### RECORDS TO PROCESS
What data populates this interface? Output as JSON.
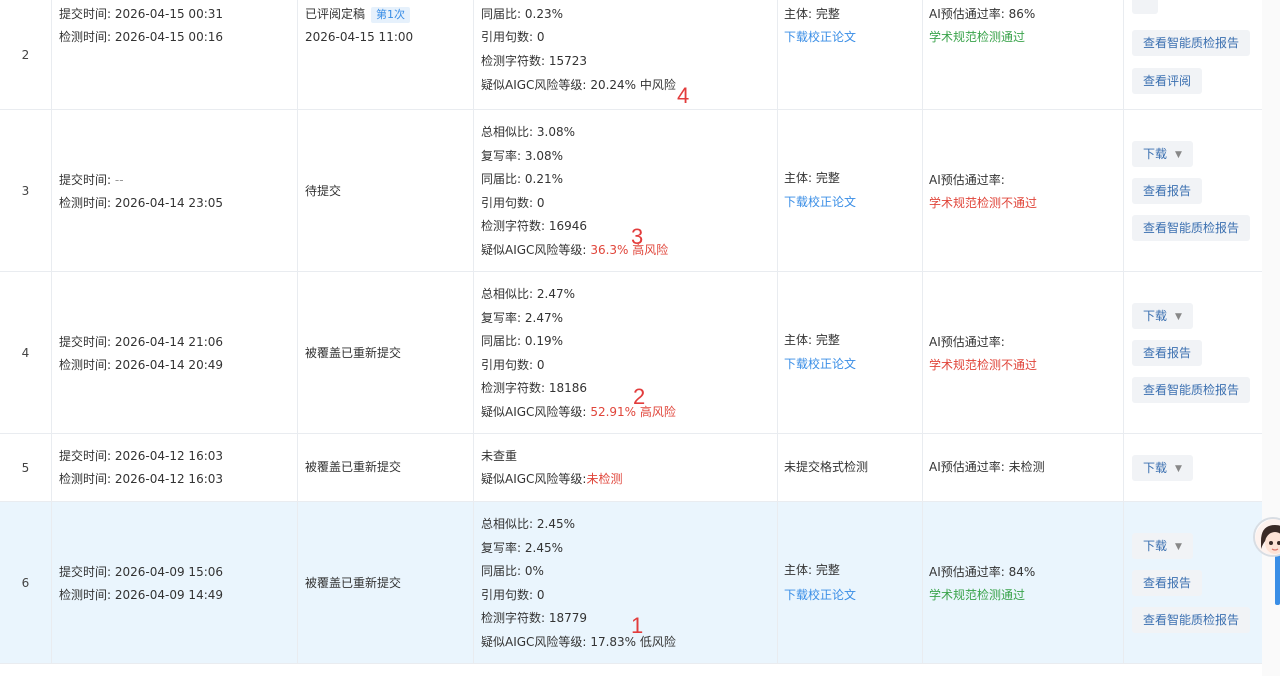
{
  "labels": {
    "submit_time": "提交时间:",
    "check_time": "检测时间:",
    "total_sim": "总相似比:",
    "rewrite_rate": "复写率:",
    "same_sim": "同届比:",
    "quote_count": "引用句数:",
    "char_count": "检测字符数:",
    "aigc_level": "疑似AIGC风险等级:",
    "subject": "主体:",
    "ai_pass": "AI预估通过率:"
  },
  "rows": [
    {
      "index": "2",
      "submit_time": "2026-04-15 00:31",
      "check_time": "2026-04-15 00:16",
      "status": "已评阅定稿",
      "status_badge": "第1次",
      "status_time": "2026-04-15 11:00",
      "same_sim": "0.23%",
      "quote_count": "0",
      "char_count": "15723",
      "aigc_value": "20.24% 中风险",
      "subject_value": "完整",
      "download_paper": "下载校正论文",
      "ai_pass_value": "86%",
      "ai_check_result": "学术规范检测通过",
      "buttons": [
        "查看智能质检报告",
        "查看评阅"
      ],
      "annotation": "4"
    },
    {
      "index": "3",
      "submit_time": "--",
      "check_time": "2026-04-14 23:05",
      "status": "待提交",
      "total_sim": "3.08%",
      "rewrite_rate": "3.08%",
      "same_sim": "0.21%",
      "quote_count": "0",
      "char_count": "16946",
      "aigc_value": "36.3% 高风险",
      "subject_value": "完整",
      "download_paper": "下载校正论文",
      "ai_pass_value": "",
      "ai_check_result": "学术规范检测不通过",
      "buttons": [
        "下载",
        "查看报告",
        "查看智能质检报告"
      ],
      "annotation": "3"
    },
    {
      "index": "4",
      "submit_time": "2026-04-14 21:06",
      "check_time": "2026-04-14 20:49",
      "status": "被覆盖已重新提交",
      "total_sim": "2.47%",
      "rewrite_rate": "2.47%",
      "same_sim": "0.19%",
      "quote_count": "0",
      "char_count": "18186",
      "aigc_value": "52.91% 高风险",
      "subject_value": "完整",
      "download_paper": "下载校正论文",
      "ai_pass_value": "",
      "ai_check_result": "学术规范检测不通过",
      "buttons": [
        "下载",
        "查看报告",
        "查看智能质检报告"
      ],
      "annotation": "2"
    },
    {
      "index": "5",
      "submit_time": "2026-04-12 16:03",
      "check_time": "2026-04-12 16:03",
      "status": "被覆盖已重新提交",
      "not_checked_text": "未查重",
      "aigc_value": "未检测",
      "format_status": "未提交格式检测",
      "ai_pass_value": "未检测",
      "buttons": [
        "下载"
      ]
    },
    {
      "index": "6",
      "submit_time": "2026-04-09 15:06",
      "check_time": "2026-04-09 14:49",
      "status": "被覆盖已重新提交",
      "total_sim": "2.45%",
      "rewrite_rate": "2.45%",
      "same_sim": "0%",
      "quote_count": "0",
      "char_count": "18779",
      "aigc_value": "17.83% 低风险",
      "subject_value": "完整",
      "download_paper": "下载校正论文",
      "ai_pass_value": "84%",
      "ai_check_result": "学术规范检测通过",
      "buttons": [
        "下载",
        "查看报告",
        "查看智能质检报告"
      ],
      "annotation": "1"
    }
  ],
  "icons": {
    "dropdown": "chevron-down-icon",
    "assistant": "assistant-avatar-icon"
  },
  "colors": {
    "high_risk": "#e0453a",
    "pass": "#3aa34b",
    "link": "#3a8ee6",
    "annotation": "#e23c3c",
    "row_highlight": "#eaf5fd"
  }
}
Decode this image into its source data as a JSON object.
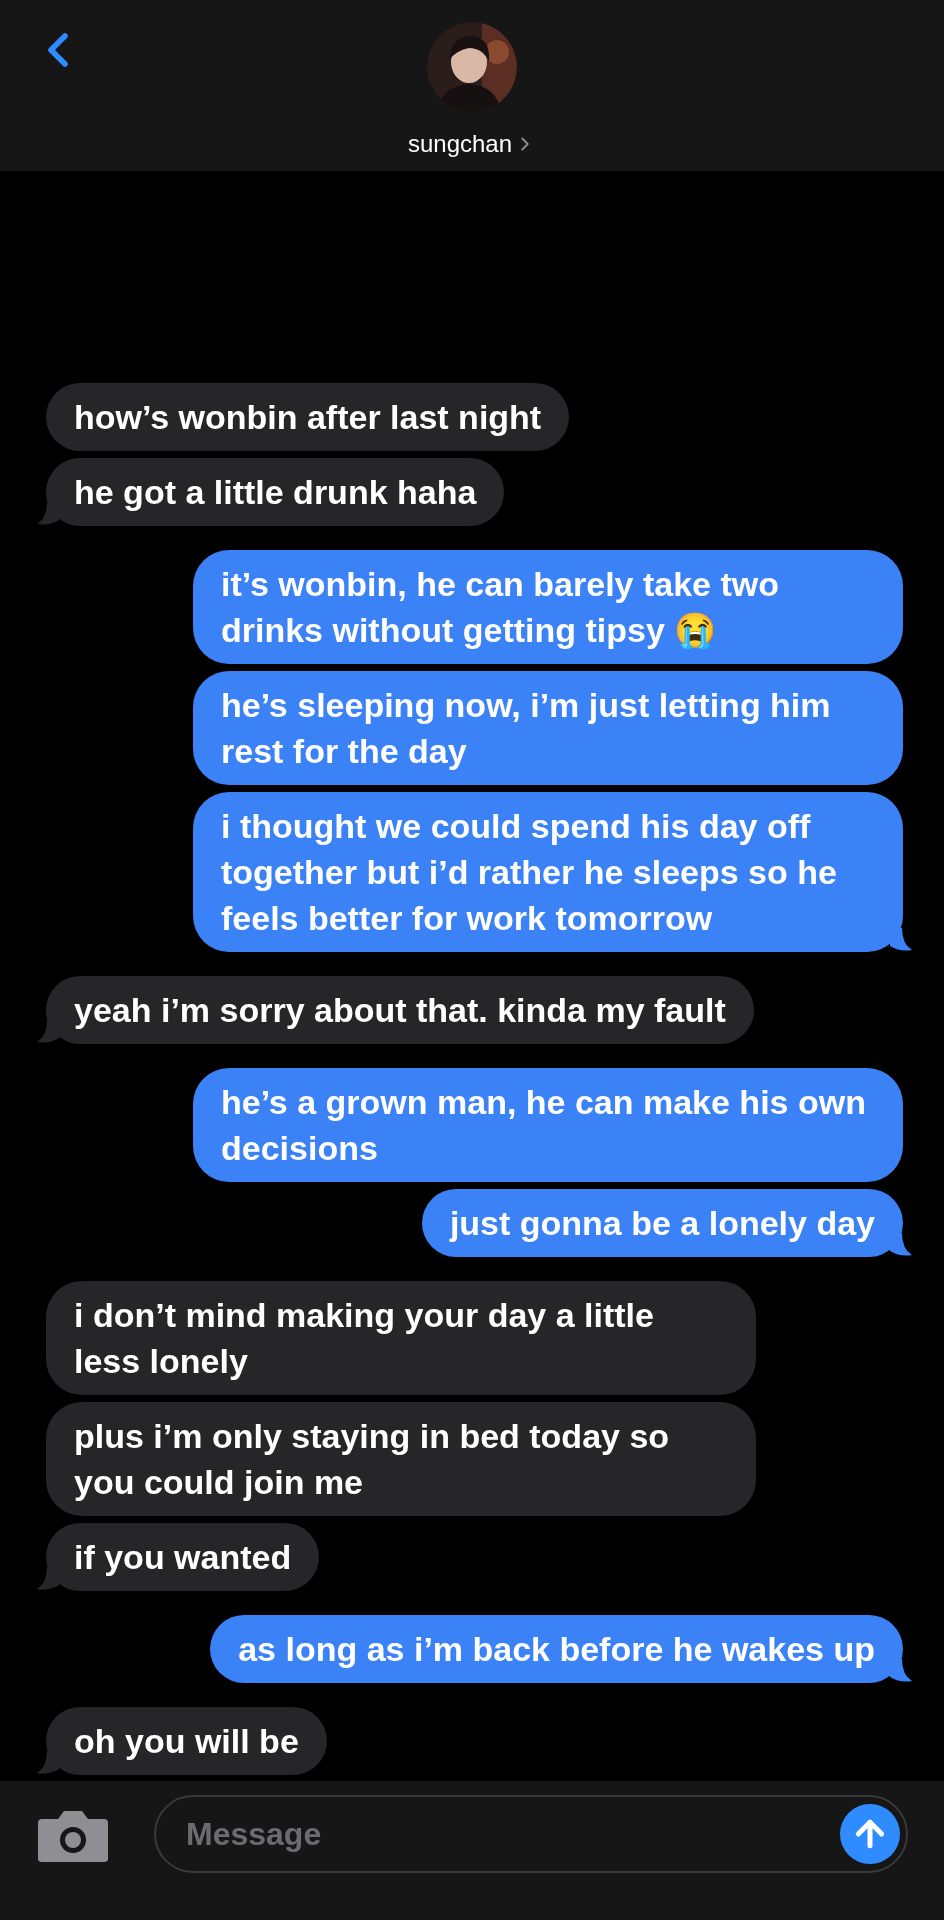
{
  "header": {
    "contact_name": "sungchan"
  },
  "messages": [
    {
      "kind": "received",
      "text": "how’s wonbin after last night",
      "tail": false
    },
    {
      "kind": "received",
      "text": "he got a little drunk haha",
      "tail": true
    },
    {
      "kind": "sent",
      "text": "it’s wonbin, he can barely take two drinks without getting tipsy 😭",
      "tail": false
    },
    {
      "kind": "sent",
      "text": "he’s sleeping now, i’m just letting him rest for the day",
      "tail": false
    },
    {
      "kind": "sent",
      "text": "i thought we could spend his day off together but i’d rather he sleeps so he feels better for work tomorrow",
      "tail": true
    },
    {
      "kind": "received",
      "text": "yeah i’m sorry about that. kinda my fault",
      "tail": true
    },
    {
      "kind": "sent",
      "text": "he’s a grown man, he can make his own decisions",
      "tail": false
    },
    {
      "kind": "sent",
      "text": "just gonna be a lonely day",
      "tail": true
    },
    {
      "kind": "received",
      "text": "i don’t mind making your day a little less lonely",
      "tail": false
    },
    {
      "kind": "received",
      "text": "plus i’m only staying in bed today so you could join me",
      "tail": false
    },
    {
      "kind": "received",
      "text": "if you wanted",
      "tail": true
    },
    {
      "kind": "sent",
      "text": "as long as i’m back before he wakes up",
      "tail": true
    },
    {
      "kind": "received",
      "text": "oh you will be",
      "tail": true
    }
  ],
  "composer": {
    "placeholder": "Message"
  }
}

### SHORT TASK
Print the entries above exactly, taking out only the pictures.

### ANSWER BELOW
What data populates this interface? Output as JSON.
{
  "labels": {
    "submit_time": "提交时间:",
    "check_time": "检测时间:",
    "total_sim": "总相似比:",
    "rewrite_rate": "复写率:",
    "same_sim": "同届比:",
    "quote_count": "引用句数:",
    "char_count": "检测字符数:",
    "aigc_level": "疑似AIGC风险等级:",
    "subject": "主体:",
    "ai_pass": "AI预估通过率:"
  },
  "rows": [
    {
      "index": "2",
      "submit_time": "2026-04-15 00:31",
      "check_time": "2026-04-15 00:16",
      "status": "已评阅定稿",
      "status_badge": "第1次",
      "status_time": "2026-04-15 11:00",
      "same_sim": "0.23%",
      "quote_count": "0",
      "char_count": "15723",
      "aigc_value": "20.24% 中风险",
      "subject_value": "完整",
      "download_paper": "下载校正论文",
      "ai_pass_value": "86%",
      "ai_check_result": "学术规范检测通过",
      "buttons": [
        "查看智能质检报告",
        "查看评阅"
      ],
      "annotation": "4"
    },
    {
      "index": "3",
      "submit_time": "--",
      "check_time": "2026-04-14 23:05",
      "status": "待提交",
      "total_sim": "3.08%",
      "rewrite_rate": "3.08%",
      "same_sim": "0.21%",
      "quote_count": "0",
      "char_count": "16946",
      "aigc_value": "36.3% 高风险",
      "subject_value": "完整",
      "download_paper": "下载校正论文",
      "ai_pass_value": "",
      "ai_check_result": "学术规范检测不通过",
      "buttons": [
        "下载",
        "查看报告",
        "查看智能质检报告"
      ],
      "annotation": "3"
    },
    {
      "index": "4",
      "submit_time": "2026-04-14 21:06",
      "check_time": "2026-04-14 20:49",
      "status": "被覆盖已重新提交",
      "total_sim": "2.47%",
      "rewrite_rate": "2.47%",
      "same_sim": "0.19%",
      "quote_count": "0",
      "char_count": "18186",
      "aigc_value": "52.91% 高风险",
      "subject_value": "完整",
      "download_paper": "下载校正论文",
      "ai_pass_value": "",
      "ai_check_result": "学术规范检测不通过",
      "buttons": [
        "下载",
        "查看报告",
        "查看智能质检报告"
      ],
      "annotation": "2"
    },
    {
      "index": "5",
      "submit_time": "2026-04-12 16:03",
      "check_time": "2026-04-12 16:03",
      "status": "被覆盖已重新提交",
      "not_checked_text": "未查重",
      "aigc_value": "未检测",
      "format_status": "未提交格式检测",
      "ai_pass_value": "未检测",
      "buttons": [
        "下载"
      ]
    },
    {
      "index": "6",
      "submit_time": "2026-04-09 15:06",
      "check_time": "2026-04-09 14:49",
      "status": "被覆盖已重新提交",
      "total_sim": "2.45%",
      "rewrite_rate": "2.45%",
      "same_sim": "0%",
      "quote_count": "0",
      "char_count": "18779",
      "aigc_value": "17.83% 低风险",
      "subject_value": "完整",
      "download_paper": "下载校正论文",
      "ai_pass_value": "84%",
      "ai_check_result": "学术规范检测通过",
      "buttons": [
        "下载",
        "查看报告",
        "查看智能质检报告"
      ],
      "annotation": "1"
    }
  ],
  "icons": {
    "dropdown": "chevron-down-icon",
    "assistant": "assistant-avatar-icon"
  },
  "colors": {
    "high_risk": "#e0453a",
    "pass": "#3aa34b",
    "link": "#3a8ee6",
    "annotation": "#e23c3c",
    "row_highlight": "#eaf5fd"
  }
}
Decode this image into its source data as a JSON object.
{
  "header": {
    "contact_name": "sungchan"
  },
  "messages": [
    {
      "kind": "received",
      "text": "how’s wonbin after last night",
      "tail": false
    },
    {
      "kind": "received",
      "text": "he got a little drunk haha",
      "tail": true
    },
    {
      "kind": "sent",
      "text": "it’s wonbin, he can barely take two drinks without getting tipsy 😭",
      "tail": false
    },
    {
      "kind": "sent",
      "text": "he’s sleeping now, i’m just letting him rest for the day",
      "tail": false
    },
    {
      "kind": "sent",
      "text": "i thought we could spend his day off together but i’d rather he sleeps so he feels better for work tomorrow",
      "tail": true
    },
    {
      "kind": "received",
      "text": "yeah i’m sorry about that. kinda my fault",
      "tail": true
    },
    {
      "kind": "sent",
      "text": "he’s a grown man, he can make his own decisions",
      "tail": false
    },
    {
      "kind": "sent",
      "text": "just gonna be a lonely day",
      "tail": true
    },
    {
      "kind": "received",
      "text": "i don’t mind making your day a little less lonely",
      "tail": false
    },
    {
      "kind": "received",
      "text": "plus i’m only staying in bed today so you could join me",
      "tail": false
    },
    {
      "kind": "received",
      "text": "if you wanted",
      "tail": true
    },
    {
      "kind": "sent",
      "text": "as long as i’m back before he wakes up",
      "tail": true
    },
    {
      "kind": "received",
      "text": "oh you will be",
      "tail": true
    }
  ],
  "composer": {
    "placeholder": "Message"
  }
}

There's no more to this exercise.